#### [GOAL OF THE EXERCISE]
Copy out the data below verbatim.

--- begin PROVIDED RECORDS ---

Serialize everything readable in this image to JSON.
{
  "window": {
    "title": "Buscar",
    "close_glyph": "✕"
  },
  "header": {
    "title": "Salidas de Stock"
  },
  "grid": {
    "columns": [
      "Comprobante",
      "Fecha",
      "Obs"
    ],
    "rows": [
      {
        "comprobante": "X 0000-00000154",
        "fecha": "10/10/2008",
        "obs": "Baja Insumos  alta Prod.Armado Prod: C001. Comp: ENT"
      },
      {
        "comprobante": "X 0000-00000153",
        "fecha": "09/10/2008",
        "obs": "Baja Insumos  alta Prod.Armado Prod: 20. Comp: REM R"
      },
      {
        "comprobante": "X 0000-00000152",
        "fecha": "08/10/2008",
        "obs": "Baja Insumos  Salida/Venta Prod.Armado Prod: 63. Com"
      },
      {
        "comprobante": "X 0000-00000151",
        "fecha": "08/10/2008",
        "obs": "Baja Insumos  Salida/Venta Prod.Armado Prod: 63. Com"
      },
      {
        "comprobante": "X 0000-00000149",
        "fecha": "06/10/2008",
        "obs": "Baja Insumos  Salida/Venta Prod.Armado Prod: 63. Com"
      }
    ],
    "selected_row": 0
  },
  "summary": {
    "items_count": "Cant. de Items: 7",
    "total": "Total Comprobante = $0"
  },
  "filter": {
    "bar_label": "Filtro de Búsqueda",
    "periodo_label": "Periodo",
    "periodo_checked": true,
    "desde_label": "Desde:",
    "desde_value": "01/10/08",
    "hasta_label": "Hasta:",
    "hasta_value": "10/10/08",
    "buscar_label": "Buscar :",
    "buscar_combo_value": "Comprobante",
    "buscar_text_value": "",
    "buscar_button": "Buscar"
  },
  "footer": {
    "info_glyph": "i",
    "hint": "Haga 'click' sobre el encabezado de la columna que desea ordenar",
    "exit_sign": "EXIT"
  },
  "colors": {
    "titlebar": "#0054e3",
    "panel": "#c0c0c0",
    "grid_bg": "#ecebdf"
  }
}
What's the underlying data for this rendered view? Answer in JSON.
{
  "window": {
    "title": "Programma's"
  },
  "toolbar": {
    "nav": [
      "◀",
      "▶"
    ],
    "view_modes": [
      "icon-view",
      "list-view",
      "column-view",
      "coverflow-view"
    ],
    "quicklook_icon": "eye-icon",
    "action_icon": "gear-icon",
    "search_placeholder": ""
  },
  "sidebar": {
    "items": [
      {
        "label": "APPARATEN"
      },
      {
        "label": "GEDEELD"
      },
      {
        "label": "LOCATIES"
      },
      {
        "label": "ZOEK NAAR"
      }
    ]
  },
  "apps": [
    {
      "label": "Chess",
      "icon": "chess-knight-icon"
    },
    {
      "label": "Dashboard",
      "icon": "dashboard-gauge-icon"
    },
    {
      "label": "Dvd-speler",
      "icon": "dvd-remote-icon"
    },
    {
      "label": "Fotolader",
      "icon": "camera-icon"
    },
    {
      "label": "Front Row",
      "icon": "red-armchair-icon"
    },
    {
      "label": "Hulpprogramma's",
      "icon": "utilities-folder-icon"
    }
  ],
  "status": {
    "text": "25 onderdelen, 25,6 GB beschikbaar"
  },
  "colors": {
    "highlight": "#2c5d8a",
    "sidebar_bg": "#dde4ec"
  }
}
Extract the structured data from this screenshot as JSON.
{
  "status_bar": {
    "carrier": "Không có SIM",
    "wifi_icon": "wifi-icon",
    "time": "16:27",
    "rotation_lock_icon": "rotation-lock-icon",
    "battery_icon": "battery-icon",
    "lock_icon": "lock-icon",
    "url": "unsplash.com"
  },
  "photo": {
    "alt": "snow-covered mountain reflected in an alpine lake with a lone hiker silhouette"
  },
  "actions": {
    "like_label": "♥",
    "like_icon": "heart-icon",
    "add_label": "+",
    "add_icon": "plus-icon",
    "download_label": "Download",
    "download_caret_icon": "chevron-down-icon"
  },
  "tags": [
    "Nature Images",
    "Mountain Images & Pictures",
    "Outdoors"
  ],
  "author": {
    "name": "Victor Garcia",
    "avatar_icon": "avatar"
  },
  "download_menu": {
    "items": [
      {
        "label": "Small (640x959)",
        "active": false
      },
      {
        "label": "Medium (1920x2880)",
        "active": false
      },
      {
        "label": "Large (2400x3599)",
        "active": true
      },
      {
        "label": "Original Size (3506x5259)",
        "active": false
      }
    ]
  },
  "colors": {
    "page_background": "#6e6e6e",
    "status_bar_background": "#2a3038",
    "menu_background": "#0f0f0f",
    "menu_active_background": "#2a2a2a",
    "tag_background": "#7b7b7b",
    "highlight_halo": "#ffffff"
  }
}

--- end PROVIDED RECORDS ---

#### [SOLVED PROBLEM]
Serialize everything readable in this image to JSON.
{
  "window": {
    "title": "Buscar",
    "close_glyph": "✕"
  },
  "header": {
    "title": "Salidas de Stock"
  },
  "grid": {
    "columns": [
      "Comprobante",
      "Fecha",
      "Obs"
    ],
    "rows": [
      {
        "comprobante": "X 0000-00000154",
        "fecha": "10/10/2008",
        "obs": "Baja Insumos  alta Prod.Armado Prod: C001. Comp: ENT"
      },
      {
        "comprobante": "X 0000-00000153",
        "fecha": "09/10/2008",
        "obs": "Baja Insumos  alta Prod.Armado Prod: 20. Comp: REM R"
      },
      {
        "comprobante": "X 0000-00000152",
        "fecha": "08/10/2008",
        "obs": "Baja Insumos  Salida/Venta Prod.Armado Prod: 63. Com"
      },
      {
        "comprobante": "X 0000-00000151",
        "fecha": "08/10/2008",
        "obs": "Baja Insumos  Salida/Venta Prod.Armado Prod: 63. Com"
      },
      {
        "comprobante": "X 0000-00000149",
        "fecha": "06/10/2008",
        "obs": "Baja Insumos  Salida/Venta Prod.Armado Prod: 63. Com"
      }
    ],
    "selected_row": 0
  },
  "summary": {
    "items_count": "Cant. de Items: 7",
    "total": "Total Comprobante = $0"
  },
  "filter": {
    "bar_label": "Filtro de Búsqueda",
    "periodo_label": "Periodo",
    "periodo_checked": true,
    "desde_label": "Desde:",
    "desde_value": "01/10/08",
    "hasta_label": "Hasta:",
    "hasta_value": "10/10/08",
    "buscar_label": "Buscar :",
    "buscar_combo_value": "Comprobante",
    "buscar_text_value": "",
    "buscar_button": "Buscar"
  },
  "footer": {
    "info_glyph": "i",
    "hint": "Haga 'click' sobre el encabezado de la columna que desea ordenar",
    "exit_sign": "EXIT"
  },
  "colors": {
    "titlebar": "#0054e3",
    "panel": "#c0c0c0",
    "grid_bg": "#ecebdf"
  }
}
What's the underlying data for this rendered view? Answer in JSON.
{
  "window": {
    "title": "Programma's"
  },
  "toolbar": {
    "nav": [
      "◀",
      "▶"
    ],
    "view_modes": [
      "icon-view",
      "list-view",
      "column-view",
      "coverflow-view"
    ],
    "quicklook_icon": "eye-icon",
    "action_icon": "gear-icon",
    "search_placeholder": ""
  },
  "sidebar": {
    "items": [
      {
        "label": "APPARATEN"
      },
      {
        "label": "GEDEELD"
      },
      {
        "label": "LOCATIES"
      },
      {
        "label": "ZOEK NAAR"
      }
    ]
  },
  "apps": [
    {
      "label": "Chess",
      "icon": "chess-knight-icon"
    },
    {
      "label": "Dashboard",
      "icon": "dashboard-gauge-icon"
    },
    {
      "label": "Dvd-speler",
      "icon": "dvd-remote-icon"
    },
    {
      "label": "Fotolader",
      "icon": "camera-icon"
    },
    {
      "label": "Front Row",
      "icon": "red-armchair-icon"
    },
    {
      "label": "Hulpprogramma's",
      "icon": "utilities-folder-icon"
    }
  ],
  "status": {
    "text": "25 onderdelen, 25,6 GB beschikbaar"
  },
  "colors": {
    "highlight": "#2c5d8a",
    "sidebar_bg": "#dde4ec"
  }
}
Extract the structured data from this screenshot as JSON.
{
  "status_bar": {
    "carrier": "Không có SIM",
    "wifi_icon": "wifi-icon",
    "time": "16:27",
    "rotation_lock_icon": "rotation-lock-icon",
    "battery_icon": "battery-icon",
    "lock_icon": "lock-icon",
    "url": "unsplash.com"
  },
  "photo": {
    "alt": "snow-covered mountain reflected in an alpine lake with a lone hiker silhouette"
  },
  "actions": {
    "like_label": "♥",
    "like_icon": "heart-icon",
    "add_label": "+",
    "add_icon": "plus-icon",
    "download_label": "Download",
    "download_caret_icon": "chevron-down-icon"
  },
  "tags": [
    "Nature Images",
    "Mountain Images & Pictures",
    "Outdoors"
  ],
  "author": {
    "name": "Victor Garcia",
    "avatar_icon": "avatar"
  },
  "download_menu": {
    "items": [
      {
        "label": "Small (640x959)",
        "active": false
      },
      {
        "label": "Medium (1920x2880)",
        "active": false
      },
      {
        "label": "Large (2400x3599)",
        "active": true
      },
      {
        "label": "Original Size (3506x5259)",
        "active": false
      }
    ]
  },
  "colors": {
    "page_background": "#6e6e6e",
    "status_bar_background": "#2a3038",
    "menu_background": "#0f0f0f",
    "menu_active_background": "#2a2a2a",
    "tag_background": "#7b7b7b",
    "highlight_halo": "#ffffff"
  }
}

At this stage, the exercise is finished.